**DIRECTIONS FOR THIS TASK**
Copy each line exactly. Leave nothing out.

>> begin ENTRIES SHOWN

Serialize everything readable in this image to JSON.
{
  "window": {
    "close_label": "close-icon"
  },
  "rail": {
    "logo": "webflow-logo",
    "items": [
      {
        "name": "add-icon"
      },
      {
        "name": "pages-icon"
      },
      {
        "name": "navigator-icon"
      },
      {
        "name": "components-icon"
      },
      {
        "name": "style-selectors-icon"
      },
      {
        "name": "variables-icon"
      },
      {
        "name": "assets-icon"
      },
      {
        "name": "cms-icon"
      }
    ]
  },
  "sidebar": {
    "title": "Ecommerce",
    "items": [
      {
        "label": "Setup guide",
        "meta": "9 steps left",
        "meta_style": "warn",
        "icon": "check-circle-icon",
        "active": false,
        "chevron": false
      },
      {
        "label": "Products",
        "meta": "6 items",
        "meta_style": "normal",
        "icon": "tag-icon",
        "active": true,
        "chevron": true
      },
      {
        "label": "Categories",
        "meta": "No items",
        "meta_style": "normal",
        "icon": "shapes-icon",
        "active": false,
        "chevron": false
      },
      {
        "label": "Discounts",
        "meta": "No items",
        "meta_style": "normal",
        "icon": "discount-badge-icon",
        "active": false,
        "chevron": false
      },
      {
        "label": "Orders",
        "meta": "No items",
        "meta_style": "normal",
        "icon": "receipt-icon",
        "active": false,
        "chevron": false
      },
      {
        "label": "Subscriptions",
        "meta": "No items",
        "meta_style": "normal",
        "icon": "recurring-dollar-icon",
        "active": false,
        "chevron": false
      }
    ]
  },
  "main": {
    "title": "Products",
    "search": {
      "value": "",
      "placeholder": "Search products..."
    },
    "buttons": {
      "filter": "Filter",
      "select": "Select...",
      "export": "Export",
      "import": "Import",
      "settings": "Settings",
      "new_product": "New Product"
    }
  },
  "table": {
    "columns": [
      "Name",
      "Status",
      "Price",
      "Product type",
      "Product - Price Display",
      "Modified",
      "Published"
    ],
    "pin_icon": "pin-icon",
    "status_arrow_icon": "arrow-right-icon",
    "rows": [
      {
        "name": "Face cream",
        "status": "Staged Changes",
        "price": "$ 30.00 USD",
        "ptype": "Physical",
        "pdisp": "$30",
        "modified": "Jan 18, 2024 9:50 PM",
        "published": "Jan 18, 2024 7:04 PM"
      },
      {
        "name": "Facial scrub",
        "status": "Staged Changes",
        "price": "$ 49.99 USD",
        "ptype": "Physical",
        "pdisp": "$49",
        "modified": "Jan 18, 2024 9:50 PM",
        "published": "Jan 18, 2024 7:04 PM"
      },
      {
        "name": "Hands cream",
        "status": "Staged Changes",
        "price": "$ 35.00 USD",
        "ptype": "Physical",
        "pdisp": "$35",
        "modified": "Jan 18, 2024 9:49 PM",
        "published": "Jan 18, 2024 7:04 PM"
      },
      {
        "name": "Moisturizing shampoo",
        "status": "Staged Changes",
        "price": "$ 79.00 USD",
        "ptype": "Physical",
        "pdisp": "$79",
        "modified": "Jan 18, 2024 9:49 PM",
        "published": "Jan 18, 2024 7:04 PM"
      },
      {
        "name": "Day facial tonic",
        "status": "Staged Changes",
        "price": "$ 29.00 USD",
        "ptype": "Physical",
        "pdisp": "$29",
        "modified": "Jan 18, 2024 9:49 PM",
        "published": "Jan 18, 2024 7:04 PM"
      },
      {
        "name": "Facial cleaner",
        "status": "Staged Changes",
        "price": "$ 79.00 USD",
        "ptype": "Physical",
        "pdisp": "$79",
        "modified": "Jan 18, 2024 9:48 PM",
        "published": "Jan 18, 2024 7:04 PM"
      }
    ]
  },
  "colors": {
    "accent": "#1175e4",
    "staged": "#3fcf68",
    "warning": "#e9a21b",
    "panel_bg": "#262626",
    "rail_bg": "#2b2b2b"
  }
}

>> end ENTRIES SHOWN

**OUTPUT FOR THIS TASK**
Serialize everything readable in this image to JSON.
{
  "window": {
    "close_label": "close-icon"
  },
  "rail": {
    "logo": "webflow-logo",
    "items": [
      {
        "name": "add-icon"
      },
      {
        "name": "pages-icon"
      },
      {
        "name": "navigator-icon"
      },
      {
        "name": "components-icon"
      },
      {
        "name": "style-selectors-icon"
      },
      {
        "name": "variables-icon"
      },
      {
        "name": "assets-icon"
      },
      {
        "name": "cms-icon"
      }
    ]
  },
  "sidebar": {
    "title": "Ecommerce",
    "items": [
      {
        "label": "Setup guide",
        "meta": "9 steps left",
        "meta_style": "warn",
        "icon": "check-circle-icon",
        "active": false,
        "chevron": false
      },
      {
        "label": "Products",
        "meta": "6 items",
        "meta_style": "normal",
        "icon": "tag-icon",
        "active": true,
        "chevron": true
      },
      {
        "label": "Categories",
        "meta": "No items",
        "meta_style": "normal",
        "icon": "shapes-icon",
        "active": false,
        "chevron": false
      },
      {
        "label": "Discounts",
        "meta": "No items",
        "meta_style": "normal",
        "icon": "discount-badge-icon",
        "active": false,
        "chevron": false
      },
      {
        "label": "Orders",
        "meta": "No items",
        "meta_style": "normal",
        "icon": "receipt-icon",
        "active": false,
        "chevron": false
      },
      {
        "label": "Subscriptions",
        "meta": "No items",
        "meta_style": "normal",
        "icon": "recurring-dollar-icon",
        "active": false,
        "chevron": false
      }
    ]
  },
  "main": {
    "title": "Products",
    "search": {
      "value": "",
      "placeholder": "Search products..."
    },
    "buttons": {
      "filter": "Filter",
      "select": "Select...",
      "export": "Export",
      "import": "Import",
      "settings": "Settings",
      "new_product": "New Product"
    }
  },
  "table": {
    "columns": [
      "Name",
      "Status",
      "Price",
      "Product type",
      "Product - Price Display",
      "Modified",
      "Published"
    ],
    "pin_icon": "pin-icon",
    "status_arrow_icon": "arrow-right-icon",
    "rows": [
      {
        "name": "Face cream",
        "status": "Staged Changes",
        "price": "$ 30.00 USD",
        "ptype": "Physical",
        "pdisp": "$30",
        "modified": "Jan 18, 2024 9:50 PM",
        "published": "Jan 18, 2024 7:04 PM"
      },
      {
        "name": "Facial scrub",
        "status": "Staged Changes",
        "price": "$ 49.99 USD",
        "ptype": "Physical",
        "pdisp": "$49",
        "modified": "Jan 18, 2024 9:50 PM",
        "published": "Jan 18, 2024 7:04 PM"
      },
      {
        "name": "Hands cream",
        "status": "Staged Changes",
        "price": "$ 35.00 USD",
        "ptype": "Physical",
        "pdisp": "$35",
        "modified": "Jan 18, 2024 9:49 PM",
        "published": "Jan 18, 2024 7:04 PM"
      },
      {
        "name": "Moisturizing shampoo",
        "status": "Staged Changes",
        "price": "$ 79.00 USD",
        "ptype": "Physical",
        "pdisp": "$79",
        "modified": "Jan 18, 2024 9:49 PM",
        "published": "Jan 18, 2024 7:04 PM"
      },
      {
        "name": "Day facial tonic",
        "status": "Staged Changes",
        "price": "$ 29.00 USD",
        "ptype": "Physical",
        "pdisp": "$29",
        "modified": "Jan 18, 2024 9:49 PM",
        "published": "Jan 18, 2024 7:04 PM"
      },
      {
        "name": "Facial cleaner",
        "status": "Staged Changes",
        "price": "$ 79.00 USD",
        "ptype": "Physical",
        "pdisp": "$79",
        "modified": "Jan 18, 2024 9:48 PM",
        "published": "Jan 18, 2024 7:04 PM"
      }
    ]
  },
  "colors": {
    "accent": "#1175e4",
    "staged": "#3fcf68",
    "warning": "#e9a21b",
    "panel_bg": "#262626",
    "rail_bg": "#2b2b2b"
  }
}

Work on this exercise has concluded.